Extracted data:
= = = =

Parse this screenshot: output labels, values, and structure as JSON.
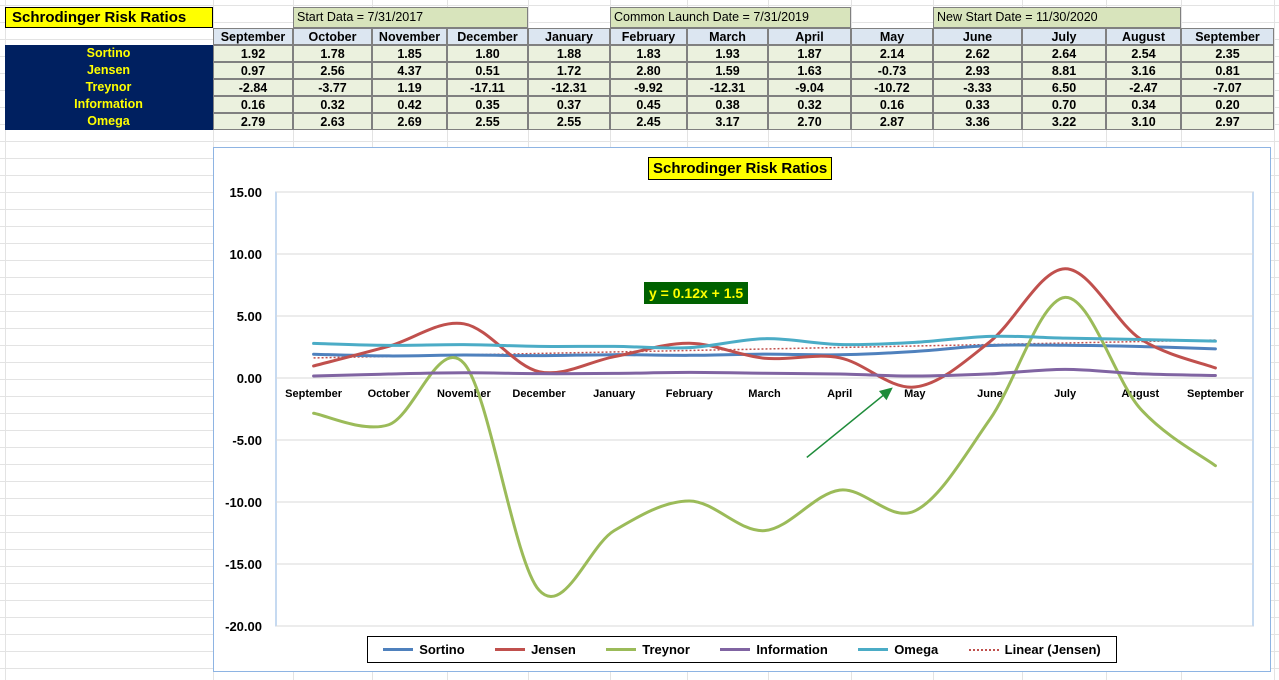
{
  "sheet": {
    "title": "Schrodinger Risk Ratios",
    "date_bands": [
      "Start Data = 7/31/2017",
      "Common Launch Date = 7/31/2019",
      "New Start Date = 11/30/2020"
    ],
    "months": [
      "September",
      "October",
      "November",
      "December",
      "January",
      "February",
      "March",
      "April",
      "May",
      "June",
      "July",
      "August",
      "September"
    ],
    "rows": [
      {
        "label": "Sortino",
        "values": [
          "1.92",
          "1.78",
          "1.85",
          "1.80",
          "1.88",
          "1.83",
          "1.93",
          "1.87",
          "2.14",
          "2.62",
          "2.64",
          "2.54",
          "2.35"
        ]
      },
      {
        "label": "Jensen",
        "values": [
          "0.97",
          "2.56",
          "4.37",
          "0.51",
          "1.72",
          "2.80",
          "1.59",
          "1.63",
          "-0.73",
          "2.93",
          "8.81",
          "3.16",
          "0.81"
        ]
      },
      {
        "label": "Treynor",
        "values": [
          "-2.84",
          "-3.77",
          "1.19",
          "-17.11",
          "-12.31",
          "-9.92",
          "-12.31",
          "-9.04",
          "-10.72",
          "-3.33",
          "6.50",
          "-2.47",
          "-7.07"
        ]
      },
      {
        "label": "Information",
        "values": [
          "0.16",
          "0.32",
          "0.42",
          "0.35",
          "0.37",
          "0.45",
          "0.38",
          "0.32",
          "0.16",
          "0.33",
          "0.70",
          "0.34",
          "0.20"
        ]
      },
      {
        "label": "Omega",
        "values": [
          "2.79",
          "2.63",
          "2.69",
          "2.55",
          "2.55",
          "2.45",
          "3.17",
          "2.70",
          "2.87",
          "3.36",
          "3.22",
          "3.10",
          "2.97"
        ]
      }
    ]
  },
  "chart": {
    "title": "Schrodinger Risk Ratios",
    "trendline_label": "y = 0.12x + 1.5",
    "legend": [
      "Sortino",
      "Jensen",
      "Treynor",
      "Information",
      "Omega",
      "Linear (Jensen)"
    ]
  },
  "chart_data": {
    "type": "line",
    "title": "Schrodinger Risk Ratios",
    "categories": [
      "September",
      "October",
      "November",
      "December",
      "January",
      "February",
      "March",
      "April",
      "May",
      "June",
      "July",
      "August",
      "September"
    ],
    "ylim": [
      -20,
      15
    ],
    "yticks": [
      "15.00",
      "10.00",
      "5.00",
      "0.00",
      "-5.00",
      "-10.00",
      "-15.00",
      "-20.00"
    ],
    "grid": true,
    "legend_position": "bottom",
    "series": [
      {
        "name": "Sortino",
        "color": "#4f81bd",
        "values": [
          1.92,
          1.78,
          1.85,
          1.8,
          1.88,
          1.83,
          1.93,
          1.87,
          2.14,
          2.62,
          2.64,
          2.54,
          2.35
        ]
      },
      {
        "name": "Jensen",
        "color": "#c0504d",
        "values": [
          0.97,
          2.56,
          4.37,
          0.51,
          1.72,
          2.8,
          1.59,
          1.63,
          -0.73,
          2.93,
          8.81,
          3.16,
          0.81
        ]
      },
      {
        "name": "Treynor",
        "color": "#9bbb59",
        "values": [
          -2.84,
          -3.77,
          1.19,
          -17.11,
          -12.31,
          -9.92,
          -12.31,
          -9.04,
          -10.72,
          -3.33,
          6.5,
          -2.47,
          -7.07
        ]
      },
      {
        "name": "Information",
        "color": "#8064a2",
        "values": [
          0.16,
          0.32,
          0.42,
          0.35,
          0.37,
          0.45,
          0.38,
          0.32,
          0.16,
          0.33,
          0.7,
          0.34,
          0.2
        ]
      },
      {
        "name": "Omega",
        "color": "#4bacc6",
        "values": [
          2.79,
          2.63,
          2.69,
          2.55,
          2.55,
          2.45,
          3.17,
          2.7,
          2.87,
          3.36,
          3.22,
          3.1,
          2.97
        ]
      }
    ],
    "trendline": {
      "name": "Linear (Jensen)",
      "slope": 0.12,
      "intercept": 1.5,
      "color": "#c0504d"
    },
    "annotation": {
      "type": "arrow",
      "color": "#1e8c3a",
      "target": "May"
    }
  }
}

= = = =

Task directions: Extract all the entries word for word; omit any pictures.

Answer in full:
Parse this screenshot: output labels, values, and structure as JSON.
{
  "sheet": {
    "title": "Schrodinger Risk Ratios",
    "date_bands": [
      "Start Data = 7/31/2017",
      "Common Launch Date = 7/31/2019",
      "New Start Date = 11/30/2020"
    ],
    "months": [
      "September",
      "October",
      "November",
      "December",
      "January",
      "February",
      "March",
      "April",
      "May",
      "June",
      "July",
      "August",
      "September"
    ],
    "rows": [
      {
        "label": "Sortino",
        "values": [
          "1.92",
          "1.78",
          "1.85",
          "1.80",
          "1.88",
          "1.83",
          "1.93",
          "1.87",
          "2.14",
          "2.62",
          "2.64",
          "2.54",
          "2.35"
        ]
      },
      {
        "label": "Jensen",
        "values": [
          "0.97",
          "2.56",
          "4.37",
          "0.51",
          "1.72",
          "2.80",
          "1.59",
          "1.63",
          "-0.73",
          "2.93",
          "8.81",
          "3.16",
          "0.81"
        ]
      },
      {
        "label": "Treynor",
        "values": [
          "-2.84",
          "-3.77",
          "1.19",
          "-17.11",
          "-12.31",
          "-9.92",
          "-12.31",
          "-9.04",
          "-10.72",
          "-3.33",
          "6.50",
          "-2.47",
          "-7.07"
        ]
      },
      {
        "label": "Information",
        "values": [
          "0.16",
          "0.32",
          "0.42",
          "0.35",
          "0.37",
          "0.45",
          "0.38",
          "0.32",
          "0.16",
          "0.33",
          "0.70",
          "0.34",
          "0.20"
        ]
      },
      {
        "label": "Omega",
        "values": [
          "2.79",
          "2.63",
          "2.69",
          "2.55",
          "2.55",
          "2.45",
          "3.17",
          "2.70",
          "2.87",
          "3.36",
          "3.22",
          "3.10",
          "2.97"
        ]
      }
    ]
  },
  "chart": {
    "title": "Schrodinger Risk Ratios",
    "trendline_label": "y = 0.12x + 1.5",
    "legend": [
      "Sortino",
      "Jensen",
      "Treynor",
      "Information",
      "Omega",
      "Linear (Jensen)"
    ]
  },
  "chart_data": {
    "type": "line",
    "title": "Schrodinger Risk Ratios",
    "categories": [
      "September",
      "October",
      "November",
      "December",
      "January",
      "February",
      "March",
      "April",
      "May",
      "June",
      "July",
      "August",
      "September"
    ],
    "ylim": [
      -20,
      15
    ],
    "yticks": [
      "15.00",
      "10.00",
      "5.00",
      "0.00",
      "-5.00",
      "-10.00",
      "-15.00",
      "-20.00"
    ],
    "grid": true,
    "legend_position": "bottom",
    "series": [
      {
        "name": "Sortino",
        "color": "#4f81bd",
        "values": [
          1.92,
          1.78,
          1.85,
          1.8,
          1.88,
          1.83,
          1.93,
          1.87,
          2.14,
          2.62,
          2.64,
          2.54,
          2.35
        ]
      },
      {
        "name": "Jensen",
        "color": "#c0504d",
        "values": [
          0.97,
          2.56,
          4.37,
          0.51,
          1.72,
          2.8,
          1.59,
          1.63,
          -0.73,
          2.93,
          8.81,
          3.16,
          0.81
        ]
      },
      {
        "name": "Treynor",
        "color": "#9bbb59",
        "values": [
          -2.84,
          -3.77,
          1.19,
          -17.11,
          -12.31,
          -9.92,
          -12.31,
          -9.04,
          -10.72,
          -3.33,
          6.5,
          -2.47,
          -7.07
        ]
      },
      {
        "name": "Information",
        "color": "#8064a2",
        "values": [
          0.16,
          0.32,
          0.42,
          0.35,
          0.37,
          0.45,
          0.38,
          0.32,
          0.16,
          0.33,
          0.7,
          0.34,
          0.2
        ]
      },
      {
        "name": "Omega",
        "color": "#4bacc6",
        "values": [
          2.79,
          2.63,
          2.69,
          2.55,
          2.55,
          2.45,
          3.17,
          2.7,
          2.87,
          3.36,
          3.22,
          3.1,
          2.97
        ]
      }
    ],
    "trendline": {
      "name": "Linear (Jensen)",
      "slope": 0.12,
      "intercept": 1.5,
      "color": "#c0504d"
    },
    "annotation": {
      "type": "arrow",
      "color": "#1e8c3a",
      "target": "May"
    }
  }
}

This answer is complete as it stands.